+++ BLOCCO DI TESTO +++

Com’è noto, le donazioni più frequenti avvengono all’interno della famiglia, specie fra coniugi ovvero fra genitori e figli. Com’è, altrettanto, noto, queste forme di “regalie” assumono la forma della donazione diretta o indiretta.

Nel primo caso, si tratta di un contratto che richiede la forma dell’atto pubblico, come, ad esempio, la cessione della nuda proprietà di un immobile da parte del genitore al figlio, con riserva di usufrutto in capo al donante; 

Nel secondo caso, si tratta sempre di un contratto nel quale tuttavia lo spirito di liberalità si manifesta attraverso un altro contratto, come, ad esempio, la compravendita di un immobile attraverso il prezzo pagato dal coniuge e intestazione del bene all’altro. 


La natura comunque di contratto, esclude che la donazione, sia diretta che indiretta, possa essere revocata da parte del donante, se non nei casi previsti dalla legge, peraltro elencati dall’art. 463 c.c., richiamato dall’art. 801 del codice civile, fra i quali, in particolare, spicca il caso in cui il donatario si sia reso colpevole di ingiuria grave verso il donante.


Non è un caso che, soprattutto di recente, la giurisprudenza abbia avuto modo di interpretare il concetto di ingiuria grave, sia perché il ricorso allo strumento della donazione è stato negli ultimi anni molto apprezzato e utilizzato nel passaggio dei cespiti all’interno del nucleo familiare, sia perché, evidentemente, i donatari si sono resi sempre più spesso responsabili di comportamenti/condotte non proprio tollerate dai donanti.

+++

**CONSEGNA:**
Trascriva fedelmente il passo del brano sulle donazioni che va da «Nel primo caso, si» fino a «del bene all’altro.», quest'ultimo incluso.

+++ RIGHE ARCHIVIATE +++

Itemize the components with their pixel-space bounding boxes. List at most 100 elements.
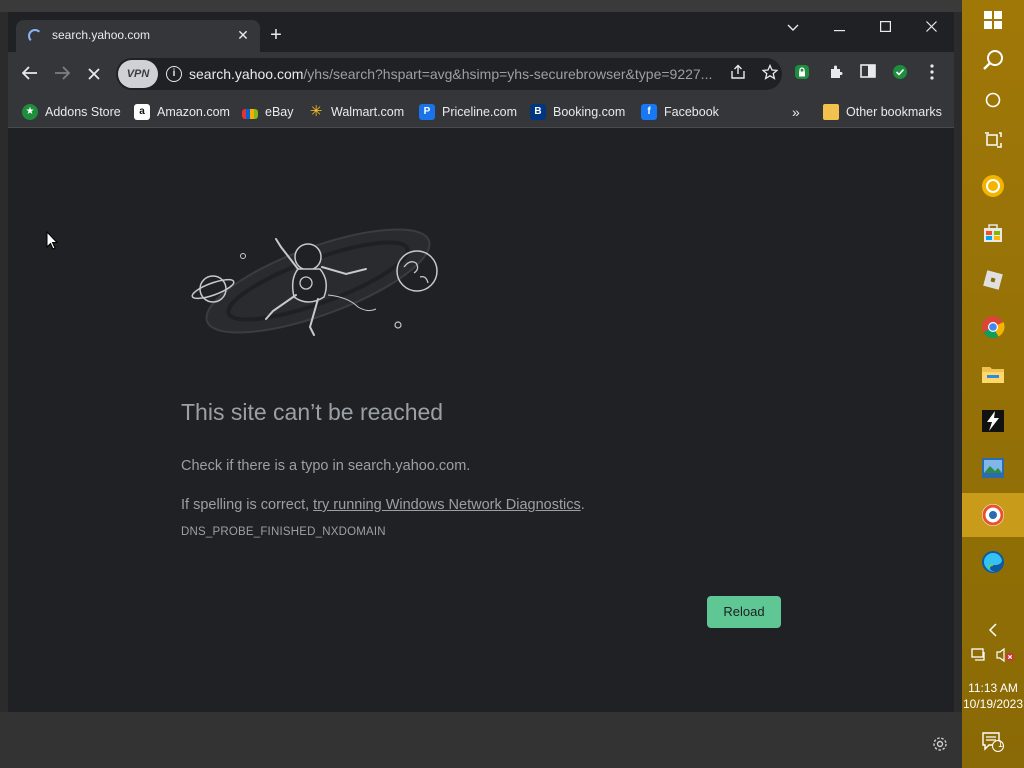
- windows-taskbar: 11:13 AM 10/19/2023 1: [962, 0, 1024, 768]
- taskbar-app-store[interactable]: [973, 213, 1013, 253]
- bookmark-priceline[interactable]: P Priceline.com: [419, 103, 517, 121]
- bookmarks-overflow-button[interactable]: »: [792, 103, 800, 121]
- stop-icon: [88, 68, 100, 80]
- folder-icon: [982, 367, 1004, 383]
- taskbar-app-file-explorer[interactable]: [973, 354, 1013, 394]
- minimize-button[interactable]: [816, 14, 862, 40]
- network-diagnostics-link[interactable]: try running Windows Network Diagnostics: [313, 497, 581, 513]
- bookmark-amazon[interactable]: a Amazon.com: [134, 103, 230, 121]
- secure-browser-icon: [982, 504, 1004, 526]
- desktop-background-top: [0, 0, 962, 12]
- bookmark-label: Walmart.com: [331, 105, 405, 119]
- tab-title: search.yahoo.com: [52, 28, 151, 42]
- browser-window: search.yahoo.com ✕ + VPN i search.yahoo.…: [8, 12, 954, 712]
- search-icon: [983, 50, 1003, 70]
- error-page: This site can’t be reached Check if ther…: [8, 129, 954, 712]
- back-arrow-icon: [21, 66, 37, 80]
- security-shield-icon[interactable]: [890, 64, 910, 84]
- minimize-icon: [833, 30, 845, 32]
- roblox-icon: [983, 270, 1003, 290]
- mouse-cursor-icon: [46, 231, 58, 250]
- clock-time: 11:13 AM: [968, 681, 1018, 695]
- action-center-button[interactable]: 1: [973, 722, 1013, 762]
- maximize-button[interactable]: [862, 14, 908, 40]
- reload-button[interactable]: Reload: [707, 596, 781, 628]
- url-text[interactable]: search.yahoo.com/yhs/search?hspart=avg&h…: [189, 66, 719, 82]
- bookmark-star-icon[interactable]: [760, 63, 780, 84]
- new-tab-button[interactable]: +: [264, 24, 288, 48]
- taskbar-clock[interactable]: 11:13 AM 10/19/2023: [962, 680, 1024, 712]
- tab-close-icon[interactable]: ✕: [234, 26, 252, 44]
- facebook-icon: f: [641, 104, 657, 120]
- priceline-icon: P: [419, 104, 435, 120]
- microsoft-store-icon: [984, 224, 1002, 242]
- browser-menu-icon[interactable]: [922, 64, 942, 84]
- address-bar[interactable]: VPN i search.yahoo.com/yhs/search?hspart…: [116, 58, 782, 90]
- taskbar-app-norton[interactable]: [973, 166, 1013, 206]
- volume-button[interactable]: [992, 640, 1018, 670]
- taskbar-app-lightning[interactable]: [973, 401, 1013, 441]
- share-icon[interactable]: [728, 64, 748, 84]
- tab-search-button[interactable]: [770, 14, 816, 40]
- url-host: search.yahoo.com: [189, 66, 304, 82]
- taskbar-app-photos[interactable]: [973, 448, 1013, 488]
- bookmark-walmart[interactable]: ✳ Walmart.com: [308, 103, 404, 121]
- bookmarks-bar: ★ Addons Store a Amazon.com eBay ✳ Walmart.…: [8, 96, 954, 128]
- error-typo-hint: Check if there is a typo in search.yahoo…: [181, 458, 471, 474]
- loading-spinner-icon: [28, 29, 42, 43]
- bookmark-label: Priceline.com: [442, 105, 518, 119]
- other-bookmarks-folder[interactable]: Other bookmarks: [823, 103, 942, 121]
- taskbar-app-secure-browser[interactable]: [973, 495, 1013, 535]
- search-button[interactable]: [973, 40, 1013, 80]
- taskbar-app-roblox[interactable]: [973, 260, 1013, 300]
- maximize-icon: [879, 21, 891, 33]
- photos-app-icon: [982, 458, 1004, 478]
- lock-extension-icon[interactable]: [792, 64, 812, 84]
- bookmark-label: Addons Store: [45, 105, 121, 119]
- bookmark-facebook[interactable]: f Facebook: [641, 103, 719, 121]
- site-info-icon[interactable]: i: [166, 66, 182, 82]
- chrome-icon: [982, 316, 1005, 338]
- network-status-button[interactable]: [966, 640, 992, 670]
- addons-store-icon: ★: [22, 104, 38, 120]
- volume-muted-icon: [996, 647, 1014, 663]
- error-code: DNS_PROBE_FINISHED_NXDOMAIN: [181, 526, 386, 538]
- bookmark-label: Amazon.com: [157, 105, 230, 119]
- start-button[interactable]: [973, 0, 1013, 40]
- walmart-icon: ✳: [309, 103, 323, 120]
- extensions-puzzle-icon[interactable]: [826, 64, 846, 84]
- edge-icon: [982, 551, 1004, 573]
- close-window-button[interactable]: [908, 14, 954, 40]
- close-icon: [925, 21, 937, 32]
- bookmark-label: Booking.com: [553, 105, 626, 119]
- cortana-button[interactable]: [973, 80, 1013, 120]
- title-bar: search.yahoo.com ✕ +: [8, 12, 954, 52]
- vpn-button[interactable]: VPN: [118, 60, 158, 88]
- url-path: /yhs/search?hspart=avg&hsimp=yhs-secureb…: [303, 66, 713, 82]
- diagnostics-suffix: .: [580, 497, 585, 513]
- forward-button[interactable]: [50, 62, 74, 86]
- lightning-app-icon: [982, 410, 1004, 432]
- amazon-icon: a: [134, 104, 150, 120]
- bookmark-booking[interactable]: B Booking.com: [530, 103, 625, 121]
- error-title: This site can’t be reached: [181, 399, 444, 425]
- task-view-icon: [985, 132, 1002, 148]
- active-tab[interactable]: search.yahoo.com ✕: [16, 20, 260, 52]
- stop-loading-button[interactable]: [82, 62, 106, 86]
- taskbar-app-chrome[interactable]: [973, 307, 1013, 347]
- navigation-toolbar: VPN i search.yahoo.com/yhs/search?hspart…: [8, 52, 954, 96]
- bookmark-label: Facebook: [664, 105, 719, 119]
- bookmark-addons-store[interactable]: ★ Addons Store: [22, 103, 121, 121]
- network-icon: [971, 648, 985, 661]
- settings-gear-icon[interactable]: [930, 736, 950, 756]
- ebay-icon: [242, 108, 258, 119]
- side-panel-icon[interactable]: [858, 64, 878, 84]
- desktop-background-bottom: [0, 712, 962, 768]
- clock-date: 10/19/2023: [962, 697, 1024, 711]
- back-button[interactable]: [18, 62, 42, 86]
- bookmark-ebay[interactable]: eBay: [242, 103, 294, 121]
- yellow-circle-app-icon: [982, 175, 1004, 197]
- task-view-button[interactable]: [973, 120, 1013, 160]
- windows-logo-icon: [984, 11, 1002, 29]
- taskbar-app-edge[interactable]: [973, 542, 1013, 582]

+++

**ESERCIZIO SVOLTO:**
Nel primo caso, si tratta di un contratto che richiede la forma dell’atto pubblico, come, ad esempio, la cessione della nuda proprietà di un immobile da parte del genitore al figlio, con riserva di usufrutto in capo al donante; 

Nel secondo caso, si tratta sempre di un contratto nel quale tuttavia lo spirito di liberalità si manifesta attraverso un altro contratto, come, ad esempio, la compravendita di un immobile attraverso il prezzo pagato dal coniuge e intestazione del bene all’altro.